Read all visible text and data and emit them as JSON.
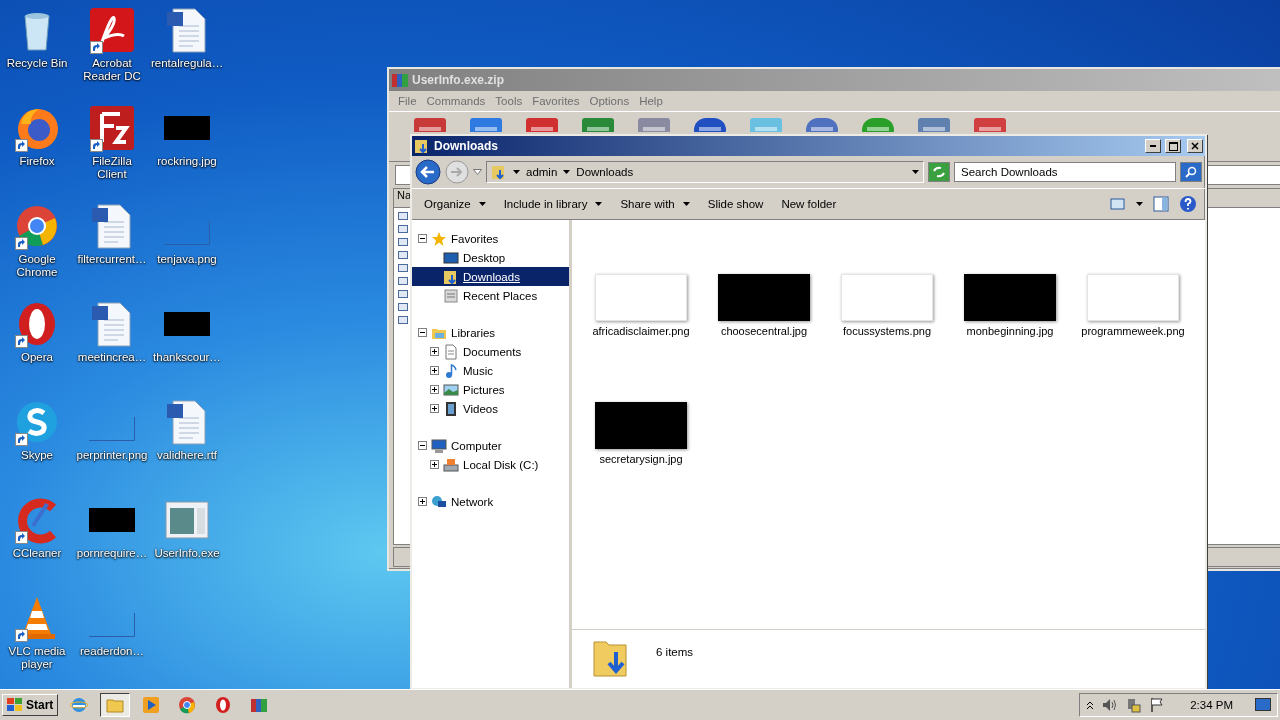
{
  "desktop": {
    "icons": [
      {
        "label": "Recycle Bin",
        "kind": "recycle",
        "shortcut": false
      },
      {
        "label": "Acrobat Reader DC",
        "kind": "acrobat",
        "shortcut": true
      },
      {
        "label": "rentalregula…",
        "kind": "doc",
        "shortcut": false
      },
      {
        "label": "Firefox",
        "kind": "firefox",
        "shortcut": true
      },
      {
        "label": "FileZilla Client",
        "kind": "filezilla",
        "shortcut": true
      },
      {
        "label": "rockring.jpg",
        "kind": "thumb-dark",
        "shortcut": false
      },
      {
        "label": "Google Chrome",
        "kind": "chrome",
        "shortcut": true
      },
      {
        "label": "filtercurrent…",
        "kind": "doc",
        "shortcut": false
      },
      {
        "label": "tenjava.png",
        "kind": "thumb-blank",
        "shortcut": false
      },
      {
        "label": "Opera",
        "kind": "opera",
        "shortcut": true
      },
      {
        "label": "meetincrea…",
        "kind": "doc",
        "shortcut": false
      },
      {
        "label": "thankscour…",
        "kind": "thumb-dark",
        "shortcut": false
      },
      {
        "label": "Skype",
        "kind": "skype",
        "shortcut": true
      },
      {
        "label": "perprinter.png",
        "kind": "thumb-blank",
        "shortcut": false
      },
      {
        "label": "validhere.rtf",
        "kind": "doc",
        "shortcut": false
      },
      {
        "label": "CCleaner",
        "kind": "ccleaner",
        "shortcut": true
      },
      {
        "label": "pornrequire…",
        "kind": "thumb-dark",
        "shortcut": false
      },
      {
        "label": "UserInfo.exe",
        "kind": "window",
        "shortcut": false
      },
      {
        "label": "VLC media player",
        "kind": "vlc",
        "shortcut": true
      },
      {
        "label": "readerdon…",
        "kind": "thumb-blank",
        "shortcut": false
      }
    ]
  },
  "winrar": {
    "title": "UserInfo.exe.zip",
    "menu": [
      "File",
      "Commands",
      "Tools",
      "Favorites",
      "Options",
      "Help"
    ],
    "list": {
      "column_1": "Na"
    }
  },
  "explorer": {
    "title": "Downloads",
    "breadcrumbs": [
      "admin",
      "Downloads"
    ],
    "search": {
      "placeholder": "Search Downloads"
    },
    "toolbar": [
      {
        "label": "Organize",
        "dropdown": true
      },
      {
        "label": "Include in library",
        "dropdown": true
      },
      {
        "label": "Share with",
        "dropdown": true
      },
      {
        "label": "Slide show",
        "dropdown": false
      },
      {
        "label": "New folder",
        "dropdown": false
      }
    ],
    "nav": [
      {
        "label": "Favorites",
        "kind": "star",
        "expanded": true,
        "children": [
          {
            "label": "Desktop",
            "kind": "monitor",
            "selected": false
          },
          {
            "label": "Downloads",
            "kind": "downloads",
            "selected": true
          },
          {
            "label": "Recent Places",
            "kind": "recent",
            "selected": false
          }
        ]
      },
      {
        "label": "Libraries",
        "kind": "library",
        "expanded": true,
        "children": [
          {
            "label": "Documents",
            "kind": "document",
            "selected": false,
            "expanded": false
          },
          {
            "label": "Music",
            "kind": "music",
            "selected": false,
            "expanded": false
          },
          {
            "label": "Pictures",
            "kind": "pictures",
            "selected": false,
            "expanded": false
          },
          {
            "label": "Videos",
            "kind": "film",
            "selected": false,
            "expanded": false
          }
        ]
      },
      {
        "label": "Computer",
        "kind": "computer",
        "expanded": true,
        "children": [
          {
            "label": "Local Disk (C:)",
            "kind": "disk",
            "selected": false,
            "expanded": false
          }
        ]
      },
      {
        "label": "Network",
        "kind": "network",
        "expanded": false
      }
    ],
    "files": [
      {
        "name": "africadisclaimer.png",
        "dark": false
      },
      {
        "name": "choosecentral.jpg",
        "dark": true
      },
      {
        "name": "focussystems.png",
        "dark": false
      },
      {
        "name": "monbeginning.jpg",
        "dark": true
      },
      {
        "name": "programmeweek.png",
        "dark": false
      },
      {
        "name": "secretarysign.jpg",
        "dark": true
      }
    ],
    "details": {
      "count": "6 items"
    }
  },
  "taskbar": {
    "start": "Start",
    "apps": [
      {
        "kind": "ie",
        "active": false
      },
      {
        "kind": "explorer",
        "active": true
      },
      {
        "kind": "media",
        "active": false
      },
      {
        "kind": "chrome",
        "active": false
      },
      {
        "kind": "opera",
        "active": false
      },
      {
        "kind": "winrar",
        "active": false
      }
    ],
    "clock": "2:34 PM"
  }
}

• [Task] Repeat the lines above exactly, and keep every picture out.

• [Response to this task]
Read all visible text and data and emit them as JSON.
{
  "desktop": {
    "icons": [
      {
        "label": "Recycle Bin",
        "kind": "recycle",
        "shortcut": false
      },
      {
        "label": "Acrobat Reader DC",
        "kind": "acrobat",
        "shortcut": true
      },
      {
        "label": "rentalregula…",
        "kind": "doc",
        "shortcut": false
      },
      {
        "label": "Firefox",
        "kind": "firefox",
        "shortcut": true
      },
      {
        "label": "FileZilla Client",
        "kind": "filezilla",
        "shortcut": true
      },
      {
        "label": "rockring.jpg",
        "kind": "thumb-dark",
        "shortcut": false
      },
      {
        "label": "Google Chrome",
        "kind": "chrome",
        "shortcut": true
      },
      {
        "label": "filtercurrent…",
        "kind": "doc",
        "shortcut": false
      },
      {
        "label": "tenjava.png",
        "kind": "thumb-blank",
        "shortcut": false
      },
      {
        "label": "Opera",
        "kind": "opera",
        "shortcut": true
      },
      {
        "label": "meetincrea…",
        "kind": "doc",
        "shortcut": false
      },
      {
        "label": "thankscour…",
        "kind": "thumb-dark",
        "shortcut": false
      },
      {
        "label": "Skype",
        "kind": "skype",
        "shortcut": true
      },
      {
        "label": "perprinter.png",
        "kind": "thumb-blank",
        "shortcut": false
      },
      {
        "label": "validhere.rtf",
        "kind": "doc",
        "shortcut": false
      },
      {
        "label": "CCleaner",
        "kind": "ccleaner",
        "shortcut": true
      },
      {
        "label": "pornrequire…",
        "kind": "thumb-dark",
        "shortcut": false
      },
      {
        "label": "UserInfo.exe",
        "kind": "window",
        "shortcut": false
      },
      {
        "label": "VLC media player",
        "kind": "vlc",
        "shortcut": true
      },
      {
        "label": "readerdon…",
        "kind": "thumb-blank",
        "shortcut": false
      }
    ]
  },
  "winrar": {
    "title": "UserInfo.exe.zip",
    "menu": [
      "File",
      "Commands",
      "Tools",
      "Favorites",
      "Options",
      "Help"
    ],
    "list": {
      "column_1": "Na"
    }
  },
  "explorer": {
    "title": "Downloads",
    "breadcrumbs": [
      "admin",
      "Downloads"
    ],
    "search": {
      "placeholder": "Search Downloads"
    },
    "toolbar": [
      {
        "label": "Organize",
        "dropdown": true
      },
      {
        "label": "Include in library",
        "dropdown": true
      },
      {
        "label": "Share with",
        "dropdown": true
      },
      {
        "label": "Slide show",
        "dropdown": false
      },
      {
        "label": "New folder",
        "dropdown": false
      }
    ],
    "nav": [
      {
        "label": "Favorites",
        "kind": "star",
        "expanded": true,
        "children": [
          {
            "label": "Desktop",
            "kind": "monitor",
            "selected": false
          },
          {
            "label": "Downloads",
            "kind": "downloads",
            "selected": true
          },
          {
            "label": "Recent Places",
            "kind": "recent",
            "selected": false
          }
        ]
      },
      {
        "label": "Libraries",
        "kind": "library",
        "expanded": true,
        "children": [
          {
            "label": "Documents",
            "kind": "document",
            "selected": false,
            "expanded": false
          },
          {
            "label": "Music",
            "kind": "music",
            "selected": false,
            "expanded": false
          },
          {
            "label": "Pictures",
            "kind": "pictures",
            "selected": false,
            "expanded": false
          },
          {
            "label": "Videos",
            "kind": "film",
            "selected": false,
            "expanded": false
          }
        ]
      },
      {
        "label": "Computer",
        "kind": "computer",
        "expanded": true,
        "children": [
          {
            "label": "Local Disk (C:)",
            "kind": "disk",
            "selected": false,
            "expanded": false
          }
        ]
      },
      {
        "label": "Network",
        "kind": "network",
        "expanded": false
      }
    ],
    "files": [
      {
        "name": "africadisclaimer.png",
        "dark": false
      },
      {
        "name": "choosecentral.jpg",
        "dark": true
      },
      {
        "name": "focussystems.png",
        "dark": false
      },
      {
        "name": "monbeginning.jpg",
        "dark": true
      },
      {
        "name": "programmeweek.png",
        "dark": false
      },
      {
        "name": "secretarysign.jpg",
        "dark": true
      }
    ],
    "details": {
      "count": "6 items"
    }
  },
  "taskbar": {
    "start": "Start",
    "apps": [
      {
        "kind": "ie",
        "active": false
      },
      {
        "kind": "explorer",
        "active": true
      },
      {
        "kind": "media",
        "active": false
      },
      {
        "kind": "chrome",
        "active": false
      },
      {
        "kind": "opera",
        "active": false
      },
      {
        "kind": "winrar",
        "active": false
      }
    ],
    "clock": "2:34 PM"
  }
}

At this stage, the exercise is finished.